Records shown –
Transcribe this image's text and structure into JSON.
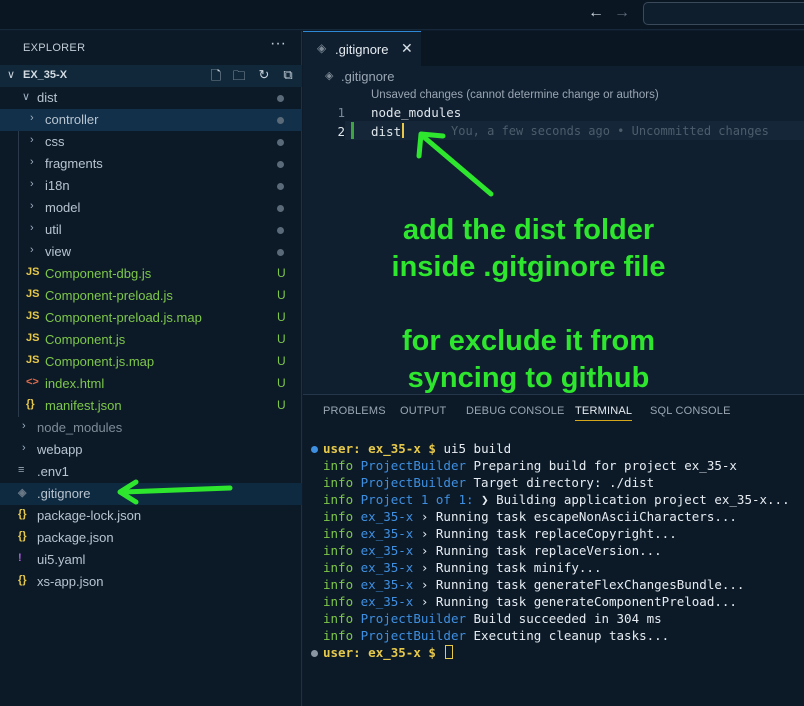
{
  "sidebar": {
    "title": "EXPLORER",
    "more_icon": "ellipsis-icon",
    "root_label": "EX_35-X",
    "toolbar_icons": [
      "new-file-icon",
      "new-folder-icon",
      "refresh-icon",
      "collapse-all-icon"
    ],
    "items": [
      {
        "label": "dist",
        "kind": "folder",
        "open": true,
        "indent": 1,
        "color": "#b8c4d0",
        "status": "dot"
      },
      {
        "label": "controller",
        "kind": "folder",
        "indent": 2,
        "color": "#b8c4d0",
        "status": "dot",
        "state": "active"
      },
      {
        "label": "css",
        "kind": "folder",
        "indent": 2,
        "color": "#b8c4d0",
        "status": "dot"
      },
      {
        "label": "fragments",
        "kind": "folder",
        "indent": 2,
        "color": "#b8c4d0",
        "status": "dot"
      },
      {
        "label": "i18n",
        "kind": "folder",
        "indent": 2,
        "color": "#b8c4d0",
        "status": "dot"
      },
      {
        "label": "model",
        "kind": "folder",
        "indent": 2,
        "color": "#b8c4d0",
        "status": "dot"
      },
      {
        "label": "util",
        "kind": "folder",
        "indent": 2,
        "color": "#b8c4d0",
        "status": "dot"
      },
      {
        "label": "view",
        "kind": "folder",
        "indent": 2,
        "color": "#b8c4d0",
        "status": "dot"
      },
      {
        "label": "Component-dbg.js",
        "kind": "file",
        "icon": "JS",
        "icon_color": "#e6c84a",
        "indent": 2,
        "color": "#7ec74a",
        "status": "U"
      },
      {
        "label": "Component-preload.js",
        "kind": "file",
        "icon": "JS",
        "icon_color": "#e6c84a",
        "indent": 2,
        "color": "#7ec74a",
        "status": "U"
      },
      {
        "label": "Component-preload.js.map",
        "kind": "file",
        "icon": "JS",
        "icon_color": "#e6c84a",
        "indent": 2,
        "color": "#7ec74a",
        "status": "U"
      },
      {
        "label": "Component.js",
        "kind": "file",
        "icon": "JS",
        "icon_color": "#e6c84a",
        "indent": 2,
        "color": "#7ec74a",
        "status": "U"
      },
      {
        "label": "Component.js.map",
        "kind": "file",
        "icon": "JS",
        "icon_color": "#e6c84a",
        "indent": 2,
        "color": "#7ec74a",
        "status": "U"
      },
      {
        "label": "index.html",
        "kind": "file",
        "icon": "<>",
        "icon_color": "#e06c4a",
        "indent": 2,
        "color": "#7ec74a",
        "status": "U"
      },
      {
        "label": "manifest.json",
        "kind": "file",
        "icon": "{}",
        "icon_color": "#e6c84a",
        "indent": 2,
        "color": "#7ec74a",
        "status": "U"
      },
      {
        "label": "node_modules",
        "kind": "folder",
        "indent": 1,
        "color": "#7f8c98"
      },
      {
        "label": "webapp",
        "kind": "folder",
        "indent": 1,
        "color": "#b8c4d0"
      },
      {
        "label": ".env1",
        "kind": "file",
        "icon": "≡",
        "icon_color": "#9aa6b2",
        "indent": 1,
        "color": "#b8c4d0"
      },
      {
        "label": ".gitignore",
        "kind": "file",
        "icon": "◈",
        "icon_color": "#6a7886",
        "indent": 1,
        "color": "#b8c4d0",
        "state": "selected"
      },
      {
        "label": "package-lock.json",
        "kind": "file",
        "icon": "{}",
        "icon_color": "#e6c84a",
        "indent": 1,
        "color": "#b8c4d0"
      },
      {
        "label": "package.json",
        "kind": "file",
        "icon": "{}",
        "icon_color": "#e6c84a",
        "indent": 1,
        "color": "#b8c4d0"
      },
      {
        "label": "ui5.yaml",
        "kind": "file",
        "icon": "!",
        "icon_color": "#b060e0",
        "indent": 1,
        "color": "#b8c4d0"
      },
      {
        "label": "xs-app.json",
        "kind": "file",
        "icon": "{}",
        "icon_color": "#e6c84a",
        "indent": 1,
        "color": "#b8c4d0"
      }
    ]
  },
  "editor": {
    "tab_label": ".gitignore",
    "breadcrumb": ".gitignore",
    "codelens": "Unsaved changes (cannot determine change or authors)",
    "lines": [
      {
        "num": "1",
        "text": "node_modules"
      },
      {
        "num": "2",
        "text": "dist"
      }
    ],
    "blame": "You, a few seconds ago • Uncommitted changes",
    "annotation_lines": [
      "add the dist folder",
      "inside .gitginore file",
      "",
      "for exclude it from",
      "syncing to github"
    ]
  },
  "panel": {
    "tabs": [
      "PROBLEMS",
      "OUTPUT",
      "DEBUG CONSOLE",
      "TERMINAL",
      "SQL CONSOLE"
    ],
    "active_tab": "TERMINAL",
    "prompt_user": "user:",
    "prompt_dir": "ex_35-x $",
    "command": "ui5 build",
    "log": [
      {
        "level": "info",
        "source": "ProjectBuilder",
        "message": "Preparing build for project ex_35-x"
      },
      {
        "level": "info",
        "source": "ProjectBuilder",
        "message": "  Target directory: ./dist"
      },
      {
        "level": "info",
        "source": "Project 1 of 1:",
        "message": "❯ Building application project ex_35-x..."
      },
      {
        "level": "info",
        "source": "ex_35-x",
        "message": "› Running task escapeNonAsciiCharacters..."
      },
      {
        "level": "info",
        "source": "ex_35-x",
        "message": "› Running task replaceCopyright..."
      },
      {
        "level": "info",
        "source": "ex_35-x",
        "message": "› Running task replaceVersion..."
      },
      {
        "level": "info",
        "source": "ex_35-x",
        "message": "› Running task minify..."
      },
      {
        "level": "info",
        "source": "ex_35-x",
        "message": "› Running task generateFlexChangesBundle..."
      },
      {
        "level": "info",
        "source": "ex_35-x",
        "message": "› Running task generateComponentPreload..."
      },
      {
        "level": "info",
        "source": "ProjectBuilder",
        "message": "Build succeeded in 304 ms"
      },
      {
        "level": "info",
        "source": "ProjectBuilder",
        "message": "Executing cleanup tasks..."
      }
    ]
  },
  "colors": {
    "accent_green": "#2ee62e",
    "git_untracked": "#7ec74a",
    "prompt_yellow": "#e6c84a",
    "info_blue": "#3f8fe0"
  }
}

Task directions –
Give the number of lines in the entries above that include the string "gitignore". No other output is expected.

Exercise response –
3